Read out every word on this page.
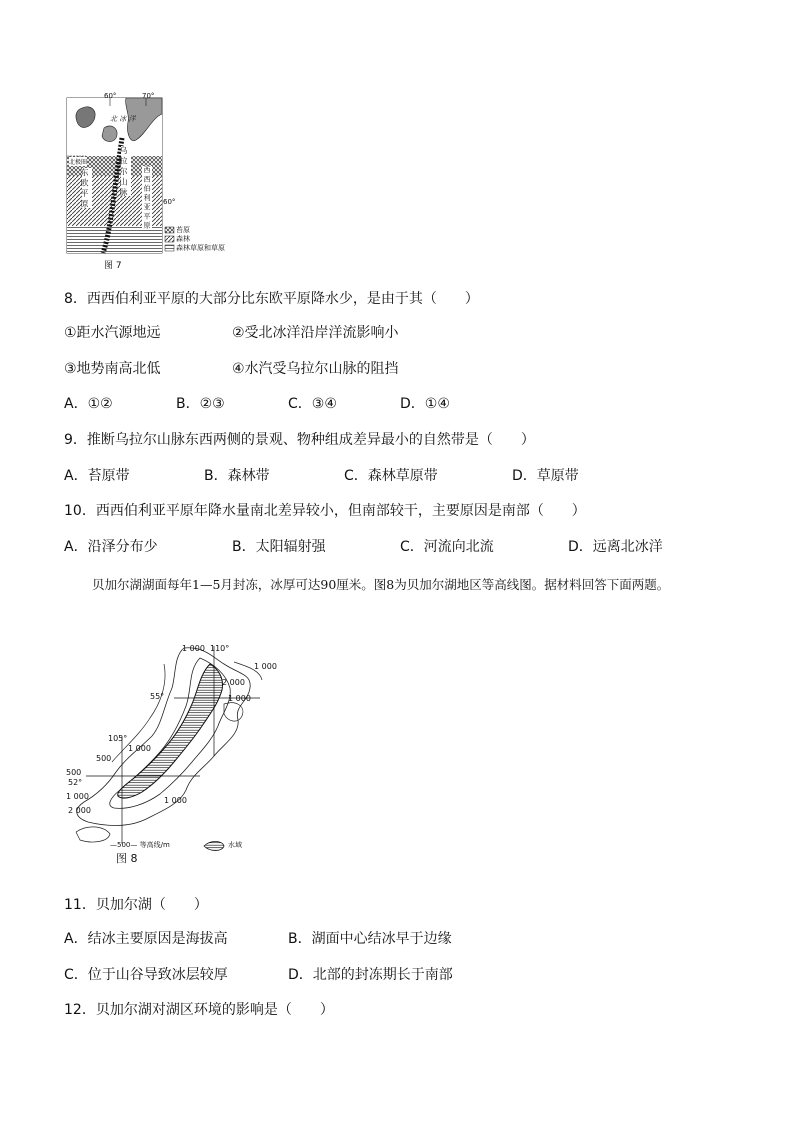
60°	70°
60°
北 冰 洋
北极圈
东 欧 平 原	乌 拉 尔 山 脉	西 西 伯 利 亚 平 原
苔原
森林
森林草原和草原
图 7
8．西西伯利亚平原的大部分比东欧平原降水少，是由于其（　　）
①距水汽源地远	②受北冰洋沿岸洋流影响小
③地势南高北低	④水汽受乌拉尔山脉的阻挡
A．①②	B．②③	C．③④	D．①④
9．推断乌拉尔山脉东西两侧的景观、物种组成差异最小的自然带是（　　）
A．苔原带	B．森林带	C．森林草原带	D．草原带
10．西西伯利亚平原年降水量南北差异较小，但南部较干，主要原因是南部（　　）
A．沿泽分布少	B．太阳辐射强	C．河流向北流	D．远离北冰洋
贝加尔湖湖面每年1—5月封冻，冰厚可达90厘米。图8为贝加尔湖地区等高线图。据材料回答下面两题。
1 000 110°
1 000
2 000
55°	1 000
105°
500
1 000
500
52°
1 000
2 000
1 000
—500— 等高线/m	水域
图 8
11．贝加尔湖（　　）
A．结冰主要原因是海拔高	B．湖面中心结冰早于边缘
C．位于山谷导致冰层较厚	D．北部的封冻期长于南部
12．贝加尔湖对湖区环境的影响是（　　）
+ + +
* **What is expected**
Restate the entire listing word for word, excluding pictures.

* **Result of this task**
Read out every word on this page.
60°	70°
60°
北 冰 洋
北极圈
东 欧 平 原	乌 拉 尔 山 脉	西 西 伯 利 亚 平 原
苔原
森林
森林草原和草原
图 7
8．西西伯利亚平原的大部分比东欧平原降水少，是由于其（　　）
①距水汽源地远	②受北冰洋沿岸洋流影响小
③地势南高北低	④水汽受乌拉尔山脉的阻挡
A．①②	B．②③	C．③④	D．①④
9．推断乌拉尔山脉东西两侧的景观、物种组成差异最小的自然带是（　　）
A．苔原带	B．森林带	C．森林草原带	D．草原带
10．西西伯利亚平原年降水量南北差异较小，但南部较干，主要原因是南部（　　）
A．沿泽分布少	B．太阳辐射强	C．河流向北流	D．远离北冰洋
贝加尔湖湖面每年1—5月封冻，冰厚可达90厘米。图8为贝加尔湖地区等高线图。据材料回答下面两题。
1 000 110°
1 000
2 000
55°	1 000
105°
500
1 000
500
52°
1 000
2 000
1 000
—500— 等高线/m	水域
图 8
11．贝加尔湖（　　）
A．结冰主要原因是海拔高	B．湖面中心结冰早于边缘
C．位于山谷导致冰层较厚	D．北部的封冻期长于南部
12．贝加尔湖对湖区环境的影响是（　　）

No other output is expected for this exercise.